# [Goal of the exercise]
Return every record below exactly as written, omitting any pictures.
--- Start Source material ---
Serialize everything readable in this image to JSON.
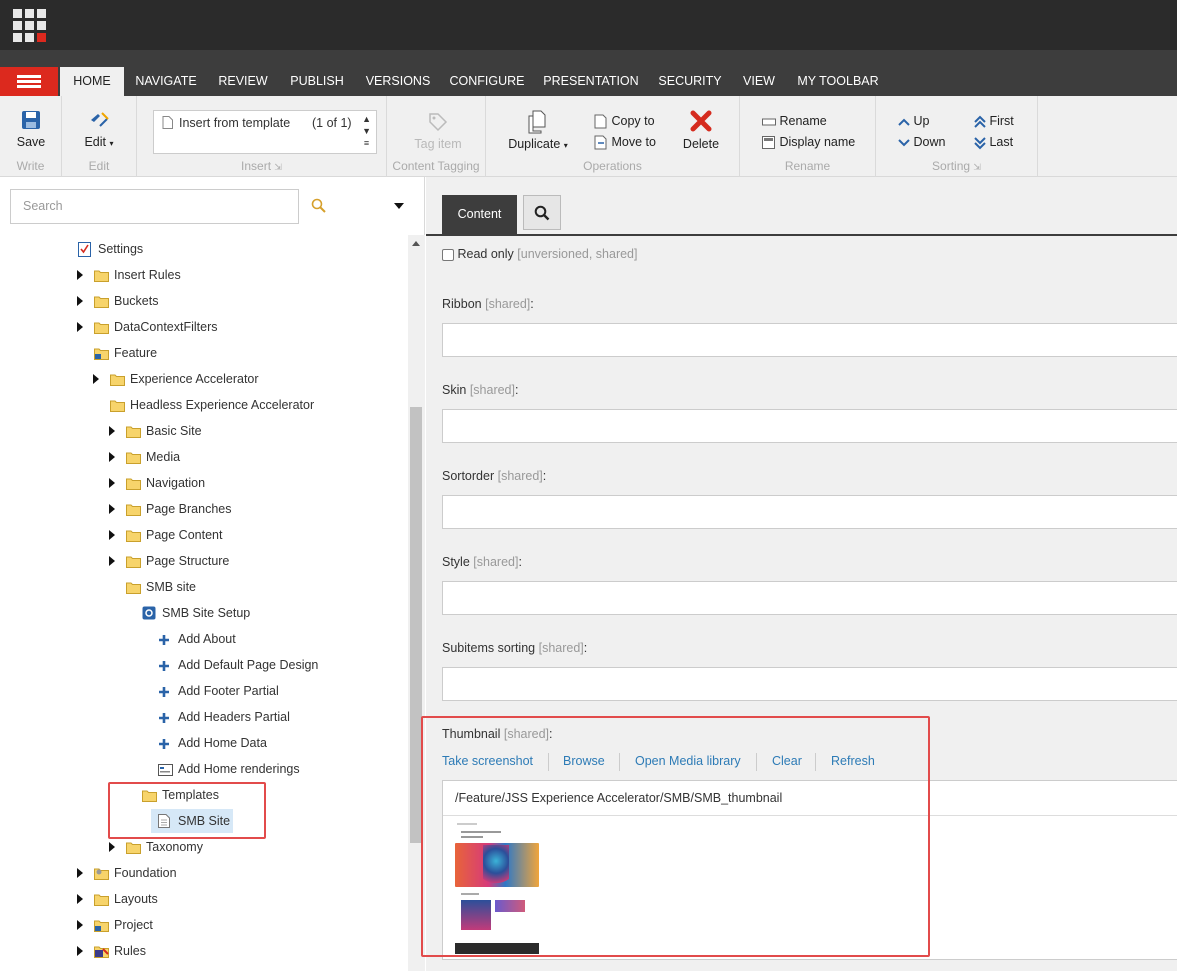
{
  "tabs": [
    "HOME",
    "NAVIGATE",
    "REVIEW",
    "PUBLISH",
    "VERSIONS",
    "CONFIGURE",
    "PRESENTATION",
    "SECURITY",
    "VIEW",
    "MY TOOLBAR"
  ],
  "ribbon": {
    "write": {
      "save": "Save",
      "label": "Write"
    },
    "edit": {
      "edit": "Edit",
      "label": "Edit"
    },
    "insert": {
      "item": "Insert from template",
      "count": "(1 of 1)",
      "label": "Insert"
    },
    "tagging": {
      "tag": "Tag item",
      "label": "Content Tagging"
    },
    "operations": {
      "duplicate": "Duplicate",
      "copy": "Copy to",
      "move": "Move to",
      "delete": "Delete",
      "label": "Operations"
    },
    "rename": {
      "rename": "Rename",
      "display": "Display name",
      "label": "Rename"
    },
    "sorting": {
      "up": "Up",
      "down": "Down",
      "first": "First",
      "last": "Last",
      "label": "Sorting"
    }
  },
  "search": {
    "placeholder": "Search"
  },
  "tree": [
    {
      "label": "Settings",
      "indent": 0,
      "arrow": "d",
      "icon": "settings"
    },
    {
      "label": "Insert Rules",
      "indent": 1,
      "arrow": "r",
      "icon": "folder"
    },
    {
      "label": "Buckets",
      "indent": 1,
      "arrow": "r",
      "icon": "folder"
    },
    {
      "label": "DataContextFilters",
      "indent": 1,
      "arrow": "r",
      "icon": "folder"
    },
    {
      "label": "Feature",
      "indent": 1,
      "arrow": "d",
      "icon": "folder-blue"
    },
    {
      "label": "Experience Accelerator",
      "indent": 2,
      "arrow": "r",
      "icon": "folder"
    },
    {
      "label": "Headless Experience Accelerator",
      "indent": 2,
      "arrow": "d",
      "icon": "folder"
    },
    {
      "label": "Basic Site",
      "indent": 3,
      "arrow": "r",
      "icon": "folder"
    },
    {
      "label": "Media",
      "indent": 3,
      "arrow": "r",
      "icon": "folder"
    },
    {
      "label": "Navigation",
      "indent": 3,
      "arrow": "r",
      "icon": "folder"
    },
    {
      "label": "Page Branches",
      "indent": 3,
      "arrow": "r",
      "icon": "folder"
    },
    {
      "label": "Page Content",
      "indent": 3,
      "arrow": "r",
      "icon": "folder"
    },
    {
      "label": "Page Structure",
      "indent": 3,
      "arrow": "r",
      "icon": "folder"
    },
    {
      "label": "SMB site",
      "indent": 3,
      "arrow": "d",
      "icon": "folder"
    },
    {
      "label": "SMB Site Setup",
      "indent": 4,
      "arrow": "d",
      "icon": "setup"
    },
    {
      "label": "Add About",
      "indent": 5,
      "arrow": "",
      "icon": "plus"
    },
    {
      "label": "Add Default Page Design",
      "indent": 5,
      "arrow": "",
      "icon": "plus"
    },
    {
      "label": "Add Footer Partial",
      "indent": 5,
      "arrow": "",
      "icon": "plus"
    },
    {
      "label": "Add Headers Partial",
      "indent": 5,
      "arrow": "",
      "icon": "plus"
    },
    {
      "label": "Add Home Data",
      "indent": 5,
      "arrow": "",
      "icon": "plus"
    },
    {
      "label": "Add Home renderings",
      "indent": 5,
      "arrow": "",
      "icon": "render"
    },
    {
      "label": "Templates",
      "indent": 4,
      "arrow": "d",
      "icon": "folder"
    },
    {
      "label": "SMB Site",
      "indent": 5,
      "arrow": "",
      "icon": "doc",
      "selected": true
    },
    {
      "label": "Taxonomy",
      "indent": 3,
      "arrow": "r",
      "icon": "folder"
    },
    {
      "label": "Foundation",
      "indent": 1,
      "arrow": "r",
      "icon": "folder-gear"
    },
    {
      "label": "Layouts",
      "indent": 1,
      "arrow": "r",
      "icon": "folder"
    },
    {
      "label": "Project",
      "indent": 1,
      "arrow": "r",
      "icon": "folder-blue"
    },
    {
      "label": "Rules",
      "indent": 1,
      "arrow": "r",
      "icon": "rules"
    }
  ],
  "editor": {
    "tab_content": "Content",
    "readonly_label": "Read only",
    "readonly_meta": "[unversioned, shared]",
    "fields": [
      {
        "name": "Ribbon",
        "meta": "[shared]"
      },
      {
        "name": "Skin",
        "meta": "[shared]"
      },
      {
        "name": "Sortorder",
        "meta": "[shared]"
      },
      {
        "name": "Style",
        "meta": "[shared]"
      },
      {
        "name": "Subitems sorting",
        "meta": "[shared]"
      }
    ],
    "thumbnail": {
      "name": "Thumbnail",
      "meta": "[shared]",
      "links": [
        "Take screenshot",
        "Browse",
        "Open Media library",
        "Clear",
        "Refresh"
      ],
      "path": "/Feature/JSS Experience Accelerator/SMB/SMB_thumbnail"
    }
  },
  "colors": {
    "accent": "#dc291e",
    "link": "#2d7bb6",
    "highlight": "#e24b4b"
  }
}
--- End Source material ---
# [Response to the exercise]
Serialize everything readable in this image to JSON.
{
  "tabs": [
    "HOME",
    "NAVIGATE",
    "REVIEW",
    "PUBLISH",
    "VERSIONS",
    "CONFIGURE",
    "PRESENTATION",
    "SECURITY",
    "VIEW",
    "MY TOOLBAR"
  ],
  "ribbon": {
    "write": {
      "save": "Save",
      "label": "Write"
    },
    "edit": {
      "edit": "Edit",
      "label": "Edit"
    },
    "insert": {
      "item": "Insert from template",
      "count": "(1 of 1)",
      "label": "Insert"
    },
    "tagging": {
      "tag": "Tag item",
      "label": "Content Tagging"
    },
    "operations": {
      "duplicate": "Duplicate",
      "copy": "Copy to",
      "move": "Move to",
      "delete": "Delete",
      "label": "Operations"
    },
    "rename": {
      "rename": "Rename",
      "display": "Display name",
      "label": "Rename"
    },
    "sorting": {
      "up": "Up",
      "down": "Down",
      "first": "First",
      "last": "Last",
      "label": "Sorting"
    }
  },
  "search": {
    "placeholder": "Search"
  },
  "tree": [
    {
      "label": "Settings",
      "indent": 0,
      "arrow": "d",
      "icon": "settings"
    },
    {
      "label": "Insert Rules",
      "indent": 1,
      "arrow": "r",
      "icon": "folder"
    },
    {
      "label": "Buckets",
      "indent": 1,
      "arrow": "r",
      "icon": "folder"
    },
    {
      "label": "DataContextFilters",
      "indent": 1,
      "arrow": "r",
      "icon": "folder"
    },
    {
      "label": "Feature",
      "indent": 1,
      "arrow": "d",
      "icon": "folder-blue"
    },
    {
      "label": "Experience Accelerator",
      "indent": 2,
      "arrow": "r",
      "icon": "folder"
    },
    {
      "label": "Headless Experience Accelerator",
      "indent": 2,
      "arrow": "d",
      "icon": "folder"
    },
    {
      "label": "Basic Site",
      "indent": 3,
      "arrow": "r",
      "icon": "folder"
    },
    {
      "label": "Media",
      "indent": 3,
      "arrow": "r",
      "icon": "folder"
    },
    {
      "label": "Navigation",
      "indent": 3,
      "arrow": "r",
      "icon": "folder"
    },
    {
      "label": "Page Branches",
      "indent": 3,
      "arrow": "r",
      "icon": "folder"
    },
    {
      "label": "Page Content",
      "indent": 3,
      "arrow": "r",
      "icon": "folder"
    },
    {
      "label": "Page Structure",
      "indent": 3,
      "arrow": "r",
      "icon": "folder"
    },
    {
      "label": "SMB site",
      "indent": 3,
      "arrow": "d",
      "icon": "folder"
    },
    {
      "label": "SMB Site Setup",
      "indent": 4,
      "arrow": "d",
      "icon": "setup"
    },
    {
      "label": "Add About",
      "indent": 5,
      "arrow": "",
      "icon": "plus"
    },
    {
      "label": "Add Default Page Design",
      "indent": 5,
      "arrow": "",
      "icon": "plus"
    },
    {
      "label": "Add Footer Partial",
      "indent": 5,
      "arrow": "",
      "icon": "plus"
    },
    {
      "label": "Add Headers Partial",
      "indent": 5,
      "arrow": "",
      "icon": "plus"
    },
    {
      "label": "Add Home Data",
      "indent": 5,
      "arrow": "",
      "icon": "plus"
    },
    {
      "label": "Add Home renderings",
      "indent": 5,
      "arrow": "",
      "icon": "render"
    },
    {
      "label": "Templates",
      "indent": 4,
      "arrow": "d",
      "icon": "folder"
    },
    {
      "label": "SMB Site",
      "indent": 5,
      "arrow": "",
      "icon": "doc",
      "selected": true
    },
    {
      "label": "Taxonomy",
      "indent": 3,
      "arrow": "r",
      "icon": "folder"
    },
    {
      "label": "Foundation",
      "indent": 1,
      "arrow": "r",
      "icon": "folder-gear"
    },
    {
      "label": "Layouts",
      "indent": 1,
      "arrow": "r",
      "icon": "folder"
    },
    {
      "label": "Project",
      "indent": 1,
      "arrow": "r",
      "icon": "folder-blue"
    },
    {
      "label": "Rules",
      "indent": 1,
      "arrow": "r",
      "icon": "rules"
    }
  ],
  "editor": {
    "tab_content": "Content",
    "readonly_label": "Read only",
    "readonly_meta": "[unversioned, shared]",
    "fields": [
      {
        "name": "Ribbon",
        "meta": "[shared]"
      },
      {
        "name": "Skin",
        "meta": "[shared]"
      },
      {
        "name": "Sortorder",
        "meta": "[shared]"
      },
      {
        "name": "Style",
        "meta": "[shared]"
      },
      {
        "name": "Subitems sorting",
        "meta": "[shared]"
      }
    ],
    "thumbnail": {
      "name": "Thumbnail",
      "meta": "[shared]",
      "links": [
        "Take screenshot",
        "Browse",
        "Open Media library",
        "Clear",
        "Refresh"
      ],
      "path": "/Feature/JSS Experience Accelerator/SMB/SMB_thumbnail"
    }
  },
  "colors": {
    "accent": "#dc291e",
    "link": "#2d7bb6",
    "highlight": "#e24b4b"
  }
}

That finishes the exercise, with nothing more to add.